Written problem: Scan the listing and work out how many lines contain the word "inregistreaza". Nothing but the number should be given.

-- start of Listed entries --

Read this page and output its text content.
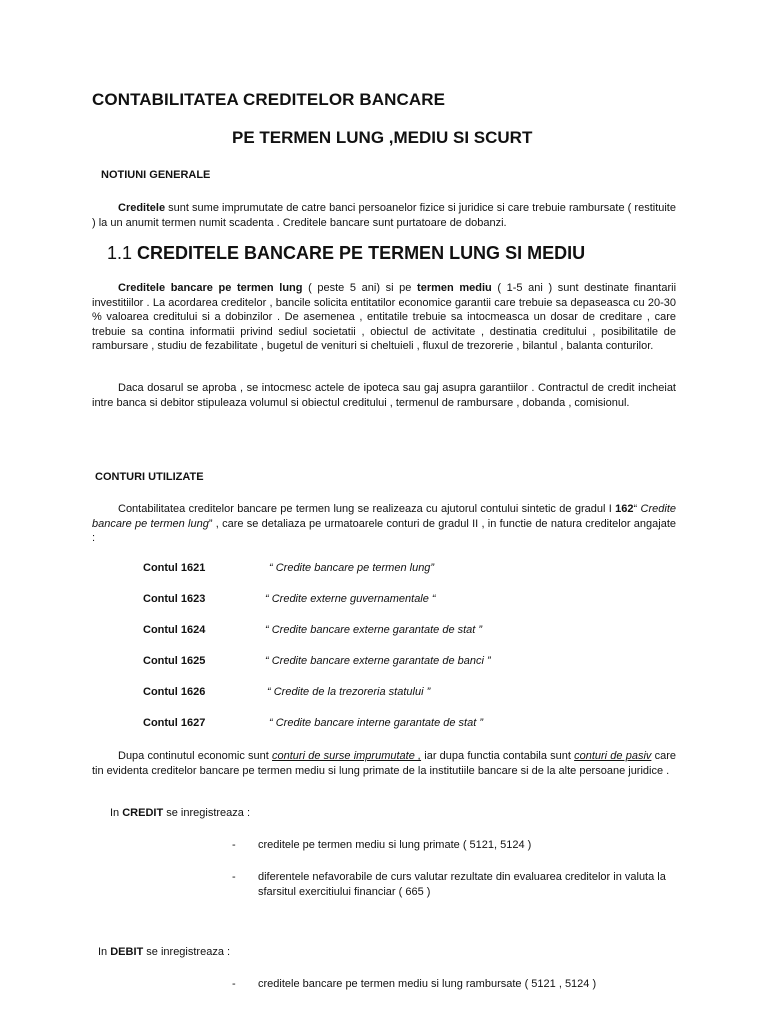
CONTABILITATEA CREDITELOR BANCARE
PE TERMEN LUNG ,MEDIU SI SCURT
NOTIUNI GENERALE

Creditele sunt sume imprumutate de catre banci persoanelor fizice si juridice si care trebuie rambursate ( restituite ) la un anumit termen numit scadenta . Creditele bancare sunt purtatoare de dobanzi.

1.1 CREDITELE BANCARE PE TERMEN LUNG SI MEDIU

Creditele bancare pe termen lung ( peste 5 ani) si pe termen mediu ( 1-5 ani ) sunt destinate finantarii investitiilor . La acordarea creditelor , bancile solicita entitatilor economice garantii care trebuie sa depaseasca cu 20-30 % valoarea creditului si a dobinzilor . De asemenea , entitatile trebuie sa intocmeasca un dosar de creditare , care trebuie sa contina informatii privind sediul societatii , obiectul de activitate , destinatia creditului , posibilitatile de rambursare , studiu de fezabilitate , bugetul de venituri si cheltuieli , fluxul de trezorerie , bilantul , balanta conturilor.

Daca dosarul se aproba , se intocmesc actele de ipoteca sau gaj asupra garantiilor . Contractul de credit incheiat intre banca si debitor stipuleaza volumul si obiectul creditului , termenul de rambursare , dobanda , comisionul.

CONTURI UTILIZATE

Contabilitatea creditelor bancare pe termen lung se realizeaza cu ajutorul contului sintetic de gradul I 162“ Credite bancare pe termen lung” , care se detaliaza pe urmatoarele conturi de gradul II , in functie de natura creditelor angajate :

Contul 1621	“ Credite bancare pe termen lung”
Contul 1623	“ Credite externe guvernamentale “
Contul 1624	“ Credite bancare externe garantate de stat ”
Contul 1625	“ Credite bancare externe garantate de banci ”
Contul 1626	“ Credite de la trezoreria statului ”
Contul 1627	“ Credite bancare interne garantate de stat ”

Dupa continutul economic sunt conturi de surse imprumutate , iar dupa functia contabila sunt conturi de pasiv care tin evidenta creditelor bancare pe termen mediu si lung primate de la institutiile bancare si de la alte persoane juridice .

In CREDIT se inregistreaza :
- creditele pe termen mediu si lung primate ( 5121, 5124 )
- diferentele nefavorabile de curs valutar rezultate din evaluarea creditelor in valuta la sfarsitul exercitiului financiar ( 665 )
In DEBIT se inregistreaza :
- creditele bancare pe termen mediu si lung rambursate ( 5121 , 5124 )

-- end of Listed entries --
-- start of Listed entries --

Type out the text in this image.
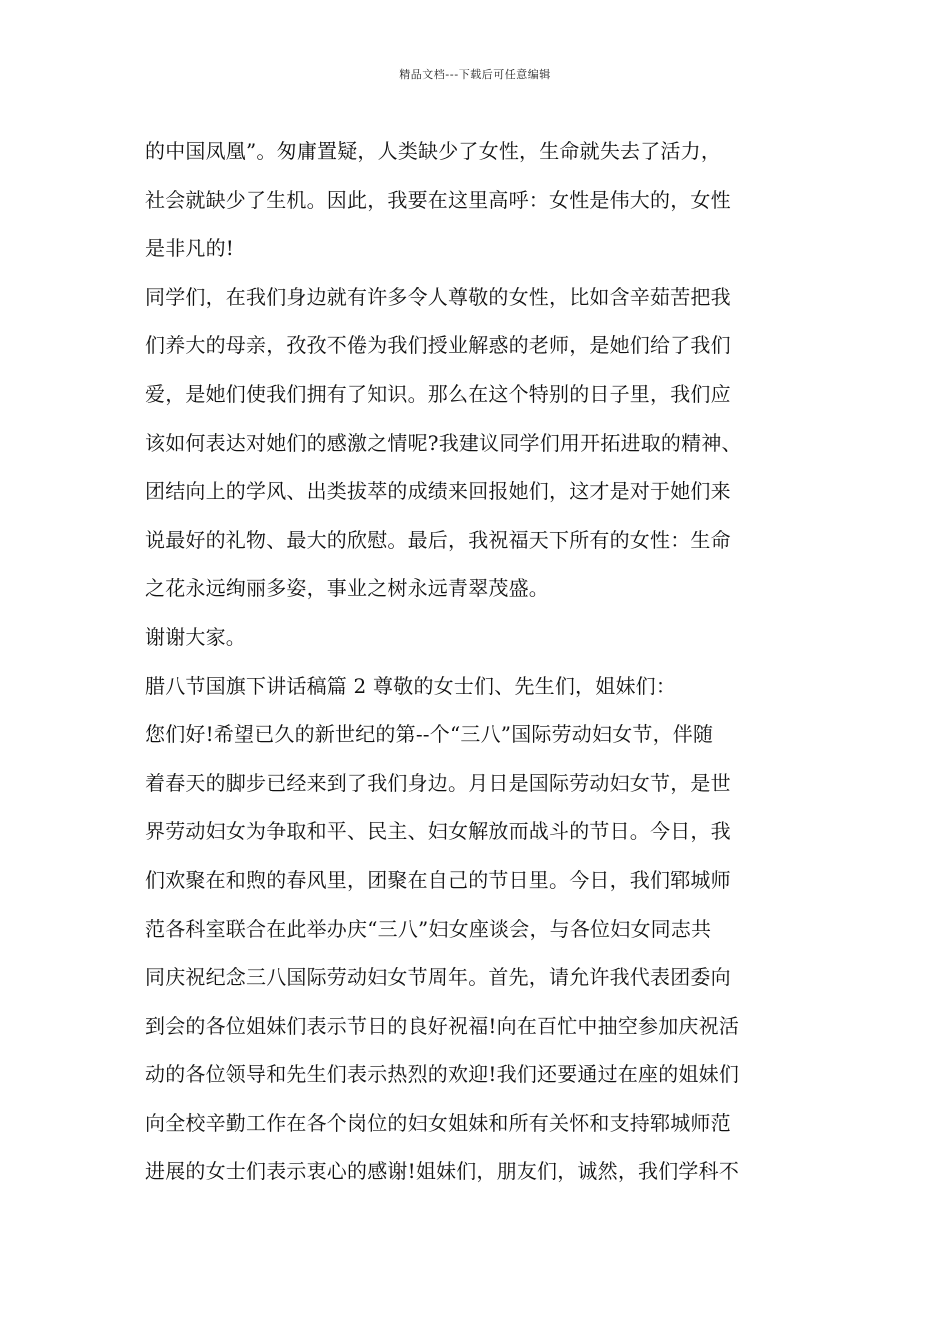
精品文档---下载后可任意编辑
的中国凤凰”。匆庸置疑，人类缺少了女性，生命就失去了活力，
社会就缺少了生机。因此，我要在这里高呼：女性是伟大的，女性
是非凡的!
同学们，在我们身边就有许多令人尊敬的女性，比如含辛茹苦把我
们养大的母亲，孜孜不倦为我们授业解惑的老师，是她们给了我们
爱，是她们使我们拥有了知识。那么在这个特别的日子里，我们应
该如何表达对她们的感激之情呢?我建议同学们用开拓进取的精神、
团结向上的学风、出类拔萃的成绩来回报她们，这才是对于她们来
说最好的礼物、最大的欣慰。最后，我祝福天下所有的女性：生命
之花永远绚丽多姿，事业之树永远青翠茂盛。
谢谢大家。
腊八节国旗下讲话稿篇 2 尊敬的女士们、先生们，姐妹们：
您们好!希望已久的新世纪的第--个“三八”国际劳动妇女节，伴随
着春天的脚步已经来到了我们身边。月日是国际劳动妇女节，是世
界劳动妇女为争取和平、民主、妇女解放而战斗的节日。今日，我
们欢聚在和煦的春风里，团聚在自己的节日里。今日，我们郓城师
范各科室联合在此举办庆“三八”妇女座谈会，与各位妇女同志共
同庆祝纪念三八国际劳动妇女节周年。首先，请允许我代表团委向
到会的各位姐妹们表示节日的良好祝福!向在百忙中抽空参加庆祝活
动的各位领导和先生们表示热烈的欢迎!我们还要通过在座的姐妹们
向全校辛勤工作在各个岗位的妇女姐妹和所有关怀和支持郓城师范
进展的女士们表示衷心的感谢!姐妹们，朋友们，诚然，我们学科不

-- end of Listed entries --

Answer to this task: 2